# [Short problem]
Write out each line in which the string "документа" is present.

(Data entries)
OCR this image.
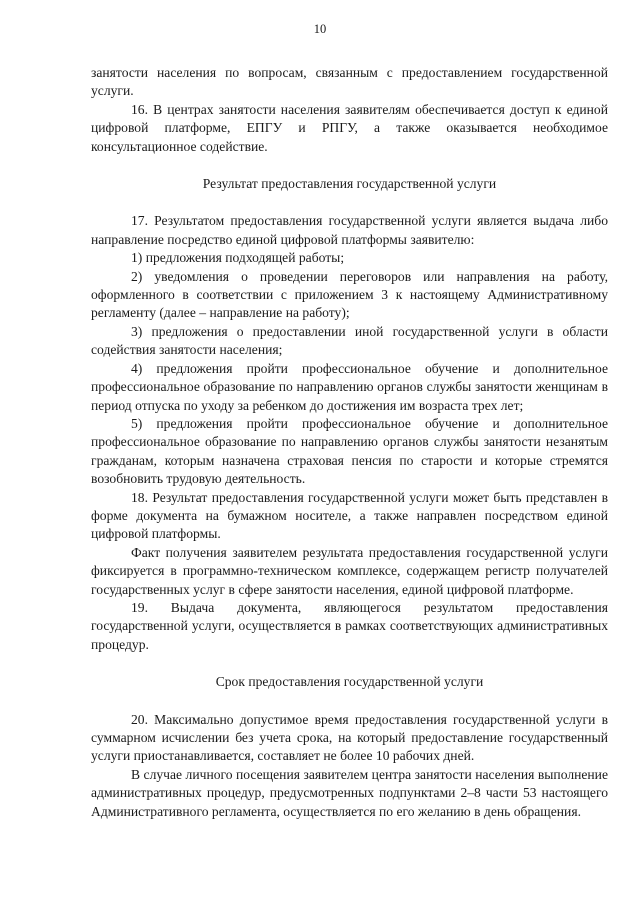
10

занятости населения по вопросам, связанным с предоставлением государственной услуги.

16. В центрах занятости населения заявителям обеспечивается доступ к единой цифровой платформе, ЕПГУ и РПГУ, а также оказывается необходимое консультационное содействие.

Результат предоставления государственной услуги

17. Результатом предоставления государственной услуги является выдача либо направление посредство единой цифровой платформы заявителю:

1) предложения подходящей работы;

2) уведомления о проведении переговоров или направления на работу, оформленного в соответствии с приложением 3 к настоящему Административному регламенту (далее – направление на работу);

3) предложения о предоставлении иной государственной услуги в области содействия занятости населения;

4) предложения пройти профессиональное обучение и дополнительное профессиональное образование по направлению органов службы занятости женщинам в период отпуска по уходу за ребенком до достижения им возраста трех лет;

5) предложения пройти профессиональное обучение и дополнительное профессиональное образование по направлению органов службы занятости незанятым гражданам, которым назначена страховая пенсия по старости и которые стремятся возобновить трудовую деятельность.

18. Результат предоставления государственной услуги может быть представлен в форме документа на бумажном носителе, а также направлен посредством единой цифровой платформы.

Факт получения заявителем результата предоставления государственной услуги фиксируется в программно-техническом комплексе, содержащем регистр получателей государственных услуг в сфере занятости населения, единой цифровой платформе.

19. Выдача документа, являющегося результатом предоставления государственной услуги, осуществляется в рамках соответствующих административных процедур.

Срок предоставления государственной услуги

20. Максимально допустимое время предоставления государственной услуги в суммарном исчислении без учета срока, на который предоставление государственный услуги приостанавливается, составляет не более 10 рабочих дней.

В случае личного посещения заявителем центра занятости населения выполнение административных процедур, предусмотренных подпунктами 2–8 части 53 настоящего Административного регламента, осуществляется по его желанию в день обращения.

# [Output of the task]
18. Результат предоставления государственной услуги может быть представлен в форме документа на бумажном носителе, а также направлен посредством единой цифровой платформы.
19. Выдача документа, являющегося результатом предоставления государственной услуги, осуществляется в рамках соответствующих административных процедур.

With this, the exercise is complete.